Task directions: Scan the material and copy every line in which "dashed" appears.

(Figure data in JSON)
□ □ □ □ □
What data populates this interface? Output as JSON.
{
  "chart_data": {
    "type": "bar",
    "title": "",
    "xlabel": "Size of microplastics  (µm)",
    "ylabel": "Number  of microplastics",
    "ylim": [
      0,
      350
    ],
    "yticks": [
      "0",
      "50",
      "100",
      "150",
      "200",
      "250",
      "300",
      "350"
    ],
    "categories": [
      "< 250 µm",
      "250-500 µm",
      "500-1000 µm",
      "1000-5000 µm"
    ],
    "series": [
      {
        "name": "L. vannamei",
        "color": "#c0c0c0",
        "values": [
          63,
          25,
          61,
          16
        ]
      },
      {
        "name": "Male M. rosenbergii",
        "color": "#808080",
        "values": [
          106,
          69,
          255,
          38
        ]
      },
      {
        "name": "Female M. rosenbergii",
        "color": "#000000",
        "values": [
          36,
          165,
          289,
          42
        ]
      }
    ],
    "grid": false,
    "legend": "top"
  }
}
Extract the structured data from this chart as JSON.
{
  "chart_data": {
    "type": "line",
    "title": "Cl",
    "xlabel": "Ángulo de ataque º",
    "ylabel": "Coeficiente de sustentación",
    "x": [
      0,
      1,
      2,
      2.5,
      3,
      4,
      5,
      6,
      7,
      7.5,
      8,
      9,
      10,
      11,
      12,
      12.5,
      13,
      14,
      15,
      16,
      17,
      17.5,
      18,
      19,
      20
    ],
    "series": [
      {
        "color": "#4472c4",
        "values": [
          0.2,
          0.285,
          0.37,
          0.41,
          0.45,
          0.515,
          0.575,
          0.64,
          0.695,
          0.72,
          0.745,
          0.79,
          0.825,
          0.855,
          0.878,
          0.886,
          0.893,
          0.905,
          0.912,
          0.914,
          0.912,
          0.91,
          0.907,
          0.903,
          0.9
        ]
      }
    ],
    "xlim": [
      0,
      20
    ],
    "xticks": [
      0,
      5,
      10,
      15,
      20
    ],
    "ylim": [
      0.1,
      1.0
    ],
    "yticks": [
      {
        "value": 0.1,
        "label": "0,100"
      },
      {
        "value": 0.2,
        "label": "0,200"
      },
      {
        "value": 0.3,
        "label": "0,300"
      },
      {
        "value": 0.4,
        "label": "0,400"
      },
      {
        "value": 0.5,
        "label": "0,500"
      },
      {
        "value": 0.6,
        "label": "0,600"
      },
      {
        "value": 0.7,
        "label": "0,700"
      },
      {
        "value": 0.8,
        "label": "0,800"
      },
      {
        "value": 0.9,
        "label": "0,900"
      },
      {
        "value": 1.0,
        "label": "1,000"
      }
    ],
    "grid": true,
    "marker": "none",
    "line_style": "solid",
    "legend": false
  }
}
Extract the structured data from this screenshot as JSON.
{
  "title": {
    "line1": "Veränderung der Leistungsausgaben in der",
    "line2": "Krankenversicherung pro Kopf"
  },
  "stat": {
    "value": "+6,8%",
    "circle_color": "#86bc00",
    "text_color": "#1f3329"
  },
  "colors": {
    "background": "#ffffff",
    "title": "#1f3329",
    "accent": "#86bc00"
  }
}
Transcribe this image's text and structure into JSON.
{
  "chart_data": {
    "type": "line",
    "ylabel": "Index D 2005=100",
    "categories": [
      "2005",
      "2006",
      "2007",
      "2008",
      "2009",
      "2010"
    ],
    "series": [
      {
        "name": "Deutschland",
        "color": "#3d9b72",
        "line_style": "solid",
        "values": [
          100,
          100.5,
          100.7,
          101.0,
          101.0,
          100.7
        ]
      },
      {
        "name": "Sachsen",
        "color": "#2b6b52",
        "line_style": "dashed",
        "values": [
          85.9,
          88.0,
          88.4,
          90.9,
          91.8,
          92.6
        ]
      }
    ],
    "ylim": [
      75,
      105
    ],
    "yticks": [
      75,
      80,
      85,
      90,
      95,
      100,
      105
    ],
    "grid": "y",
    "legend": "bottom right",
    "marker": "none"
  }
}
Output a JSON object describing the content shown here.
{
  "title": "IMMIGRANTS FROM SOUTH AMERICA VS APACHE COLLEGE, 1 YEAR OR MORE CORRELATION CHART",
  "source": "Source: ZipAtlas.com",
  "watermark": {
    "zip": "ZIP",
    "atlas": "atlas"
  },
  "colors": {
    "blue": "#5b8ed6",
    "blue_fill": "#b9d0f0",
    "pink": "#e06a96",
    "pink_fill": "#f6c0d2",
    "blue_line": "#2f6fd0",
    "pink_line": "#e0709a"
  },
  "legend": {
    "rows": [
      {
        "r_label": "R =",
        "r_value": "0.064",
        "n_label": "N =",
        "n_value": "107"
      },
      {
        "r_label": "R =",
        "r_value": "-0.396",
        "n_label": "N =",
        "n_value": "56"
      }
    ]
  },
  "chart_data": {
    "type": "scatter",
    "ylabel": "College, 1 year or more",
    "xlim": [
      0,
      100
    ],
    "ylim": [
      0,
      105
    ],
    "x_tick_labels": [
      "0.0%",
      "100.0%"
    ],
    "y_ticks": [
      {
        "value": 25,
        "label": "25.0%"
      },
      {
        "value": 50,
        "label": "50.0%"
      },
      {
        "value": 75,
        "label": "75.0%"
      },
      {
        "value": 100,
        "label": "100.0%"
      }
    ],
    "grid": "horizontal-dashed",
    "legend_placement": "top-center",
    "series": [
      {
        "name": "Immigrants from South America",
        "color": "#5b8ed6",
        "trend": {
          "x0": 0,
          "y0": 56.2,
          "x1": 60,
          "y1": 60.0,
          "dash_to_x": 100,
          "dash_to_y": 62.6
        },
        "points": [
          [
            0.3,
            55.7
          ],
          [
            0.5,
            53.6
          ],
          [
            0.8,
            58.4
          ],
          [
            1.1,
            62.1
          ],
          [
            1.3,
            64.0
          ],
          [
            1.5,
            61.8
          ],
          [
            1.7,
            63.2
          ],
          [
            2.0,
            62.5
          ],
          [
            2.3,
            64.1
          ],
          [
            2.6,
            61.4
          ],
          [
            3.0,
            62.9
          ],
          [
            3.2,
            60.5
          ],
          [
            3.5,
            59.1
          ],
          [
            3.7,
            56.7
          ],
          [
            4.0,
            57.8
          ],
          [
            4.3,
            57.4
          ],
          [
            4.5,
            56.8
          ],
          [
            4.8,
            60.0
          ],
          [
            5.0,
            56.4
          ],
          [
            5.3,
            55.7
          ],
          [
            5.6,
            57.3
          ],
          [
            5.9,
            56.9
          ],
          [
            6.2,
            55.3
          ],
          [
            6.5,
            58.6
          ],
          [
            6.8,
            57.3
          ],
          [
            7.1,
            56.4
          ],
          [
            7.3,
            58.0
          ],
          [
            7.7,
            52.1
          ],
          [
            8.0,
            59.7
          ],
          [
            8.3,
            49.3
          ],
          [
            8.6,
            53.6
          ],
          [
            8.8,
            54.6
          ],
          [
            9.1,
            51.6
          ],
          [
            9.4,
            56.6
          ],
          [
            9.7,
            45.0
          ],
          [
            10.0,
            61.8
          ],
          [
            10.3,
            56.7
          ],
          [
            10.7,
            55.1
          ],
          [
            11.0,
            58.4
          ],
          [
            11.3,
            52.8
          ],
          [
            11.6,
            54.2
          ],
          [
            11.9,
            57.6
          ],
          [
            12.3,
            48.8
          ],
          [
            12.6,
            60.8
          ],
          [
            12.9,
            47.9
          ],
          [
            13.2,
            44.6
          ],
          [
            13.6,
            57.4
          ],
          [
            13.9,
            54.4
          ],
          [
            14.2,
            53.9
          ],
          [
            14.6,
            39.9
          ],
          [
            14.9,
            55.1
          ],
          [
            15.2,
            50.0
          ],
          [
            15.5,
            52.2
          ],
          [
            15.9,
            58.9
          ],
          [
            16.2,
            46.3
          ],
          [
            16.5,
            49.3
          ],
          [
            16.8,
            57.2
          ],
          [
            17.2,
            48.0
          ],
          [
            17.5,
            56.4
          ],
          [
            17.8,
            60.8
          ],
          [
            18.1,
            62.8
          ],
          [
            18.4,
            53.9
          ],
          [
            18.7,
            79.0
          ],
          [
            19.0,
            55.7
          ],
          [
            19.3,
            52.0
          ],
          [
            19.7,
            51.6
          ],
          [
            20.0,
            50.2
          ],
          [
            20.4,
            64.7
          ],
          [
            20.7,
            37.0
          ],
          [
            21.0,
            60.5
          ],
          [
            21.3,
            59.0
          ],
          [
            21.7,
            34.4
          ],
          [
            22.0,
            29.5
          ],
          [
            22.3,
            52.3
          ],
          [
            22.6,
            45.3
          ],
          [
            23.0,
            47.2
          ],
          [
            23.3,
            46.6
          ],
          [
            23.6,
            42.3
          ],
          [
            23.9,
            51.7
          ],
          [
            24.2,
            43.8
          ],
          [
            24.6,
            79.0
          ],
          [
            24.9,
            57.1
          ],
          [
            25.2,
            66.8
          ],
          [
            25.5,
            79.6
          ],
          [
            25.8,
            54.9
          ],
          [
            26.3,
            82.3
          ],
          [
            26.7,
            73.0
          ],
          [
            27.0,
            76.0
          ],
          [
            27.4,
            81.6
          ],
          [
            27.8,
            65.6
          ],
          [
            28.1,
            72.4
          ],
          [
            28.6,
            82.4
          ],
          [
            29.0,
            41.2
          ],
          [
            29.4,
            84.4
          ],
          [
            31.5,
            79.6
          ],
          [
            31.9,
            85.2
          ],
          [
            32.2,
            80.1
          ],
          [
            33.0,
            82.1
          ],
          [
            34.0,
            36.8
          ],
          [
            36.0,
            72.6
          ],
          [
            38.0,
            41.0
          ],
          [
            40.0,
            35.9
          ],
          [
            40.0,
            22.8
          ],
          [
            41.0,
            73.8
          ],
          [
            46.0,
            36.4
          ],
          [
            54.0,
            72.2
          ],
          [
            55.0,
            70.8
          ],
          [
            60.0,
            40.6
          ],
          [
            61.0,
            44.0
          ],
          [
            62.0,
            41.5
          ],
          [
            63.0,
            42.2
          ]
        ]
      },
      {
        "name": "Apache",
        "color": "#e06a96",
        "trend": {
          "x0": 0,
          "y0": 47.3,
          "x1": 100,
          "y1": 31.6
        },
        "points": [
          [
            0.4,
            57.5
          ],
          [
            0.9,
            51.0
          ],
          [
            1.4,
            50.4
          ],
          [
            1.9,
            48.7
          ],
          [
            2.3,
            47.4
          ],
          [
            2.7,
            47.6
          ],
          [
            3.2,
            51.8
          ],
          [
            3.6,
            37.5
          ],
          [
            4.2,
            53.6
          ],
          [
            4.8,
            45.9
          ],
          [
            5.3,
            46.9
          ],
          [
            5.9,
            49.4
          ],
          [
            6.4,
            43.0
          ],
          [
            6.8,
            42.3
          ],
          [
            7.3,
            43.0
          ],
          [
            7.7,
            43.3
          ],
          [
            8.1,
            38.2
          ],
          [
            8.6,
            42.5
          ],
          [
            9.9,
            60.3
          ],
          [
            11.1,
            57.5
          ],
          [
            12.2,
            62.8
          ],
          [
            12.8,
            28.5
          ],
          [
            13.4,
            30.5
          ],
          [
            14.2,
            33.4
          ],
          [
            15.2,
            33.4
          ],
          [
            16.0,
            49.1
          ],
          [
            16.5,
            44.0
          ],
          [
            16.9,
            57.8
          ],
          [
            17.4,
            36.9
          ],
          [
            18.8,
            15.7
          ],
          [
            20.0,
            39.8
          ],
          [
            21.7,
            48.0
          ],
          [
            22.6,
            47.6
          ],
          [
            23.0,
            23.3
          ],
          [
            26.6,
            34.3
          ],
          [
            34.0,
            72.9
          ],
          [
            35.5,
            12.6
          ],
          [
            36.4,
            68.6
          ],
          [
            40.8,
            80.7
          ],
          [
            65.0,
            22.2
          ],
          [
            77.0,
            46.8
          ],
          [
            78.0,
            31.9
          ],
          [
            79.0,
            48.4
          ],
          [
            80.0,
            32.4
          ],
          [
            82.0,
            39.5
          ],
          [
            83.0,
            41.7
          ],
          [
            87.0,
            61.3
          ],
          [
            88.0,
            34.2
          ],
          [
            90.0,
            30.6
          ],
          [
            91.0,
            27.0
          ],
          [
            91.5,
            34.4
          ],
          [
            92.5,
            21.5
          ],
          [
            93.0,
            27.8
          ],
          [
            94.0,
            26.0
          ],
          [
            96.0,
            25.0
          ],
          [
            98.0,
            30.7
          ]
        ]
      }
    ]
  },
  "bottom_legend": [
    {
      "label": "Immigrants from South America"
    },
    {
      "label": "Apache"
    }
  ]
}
□ □ □ □ □
Full answer:
        "line_style": "dashed",
    "grid": "horizontal-dashed",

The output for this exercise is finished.